• **EXERCISE BRIEF**
Look through the records below and give the number of lines holding the string "portrait", nothing more.

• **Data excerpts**

=-=-=-=-=

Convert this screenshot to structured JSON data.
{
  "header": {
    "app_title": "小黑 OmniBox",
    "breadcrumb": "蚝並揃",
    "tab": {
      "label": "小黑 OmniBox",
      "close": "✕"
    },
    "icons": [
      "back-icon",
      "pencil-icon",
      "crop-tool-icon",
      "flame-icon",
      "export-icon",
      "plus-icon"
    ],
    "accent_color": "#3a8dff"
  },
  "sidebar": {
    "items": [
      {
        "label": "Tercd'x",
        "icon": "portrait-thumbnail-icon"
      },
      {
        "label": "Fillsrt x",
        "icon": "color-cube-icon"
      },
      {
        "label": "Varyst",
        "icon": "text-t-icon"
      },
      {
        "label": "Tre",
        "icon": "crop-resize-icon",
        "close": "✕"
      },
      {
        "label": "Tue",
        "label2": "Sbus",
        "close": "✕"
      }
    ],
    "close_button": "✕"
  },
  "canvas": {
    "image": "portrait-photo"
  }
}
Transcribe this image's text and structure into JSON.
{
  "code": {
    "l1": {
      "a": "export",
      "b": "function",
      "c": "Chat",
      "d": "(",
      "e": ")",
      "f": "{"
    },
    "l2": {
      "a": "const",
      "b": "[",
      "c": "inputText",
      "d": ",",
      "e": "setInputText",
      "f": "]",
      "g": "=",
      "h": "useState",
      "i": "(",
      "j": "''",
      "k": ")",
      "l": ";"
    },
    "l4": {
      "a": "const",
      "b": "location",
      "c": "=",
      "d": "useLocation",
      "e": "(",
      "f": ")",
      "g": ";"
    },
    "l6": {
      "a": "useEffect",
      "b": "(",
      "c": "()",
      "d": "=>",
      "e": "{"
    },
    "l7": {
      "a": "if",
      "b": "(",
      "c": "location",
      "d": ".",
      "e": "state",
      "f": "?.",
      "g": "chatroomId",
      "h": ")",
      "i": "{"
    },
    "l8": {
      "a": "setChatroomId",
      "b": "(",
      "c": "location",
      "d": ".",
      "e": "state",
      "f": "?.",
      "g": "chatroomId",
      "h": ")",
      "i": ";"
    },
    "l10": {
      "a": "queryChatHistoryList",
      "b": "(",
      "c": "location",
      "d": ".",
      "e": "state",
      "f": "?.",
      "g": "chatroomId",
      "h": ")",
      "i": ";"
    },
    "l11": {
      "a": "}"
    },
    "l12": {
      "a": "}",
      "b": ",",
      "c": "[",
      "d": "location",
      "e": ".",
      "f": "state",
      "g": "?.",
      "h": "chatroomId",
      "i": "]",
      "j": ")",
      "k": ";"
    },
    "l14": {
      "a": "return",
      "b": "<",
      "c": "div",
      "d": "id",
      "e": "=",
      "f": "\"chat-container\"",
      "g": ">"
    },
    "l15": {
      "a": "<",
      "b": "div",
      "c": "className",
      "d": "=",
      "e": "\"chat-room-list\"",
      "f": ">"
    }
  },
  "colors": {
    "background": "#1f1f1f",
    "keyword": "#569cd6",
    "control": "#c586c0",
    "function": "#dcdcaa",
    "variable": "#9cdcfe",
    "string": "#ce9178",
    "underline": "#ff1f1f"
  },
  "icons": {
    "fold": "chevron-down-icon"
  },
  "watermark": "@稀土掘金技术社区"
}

=-=-=-=-=

• **WORKED SOLUTION**
2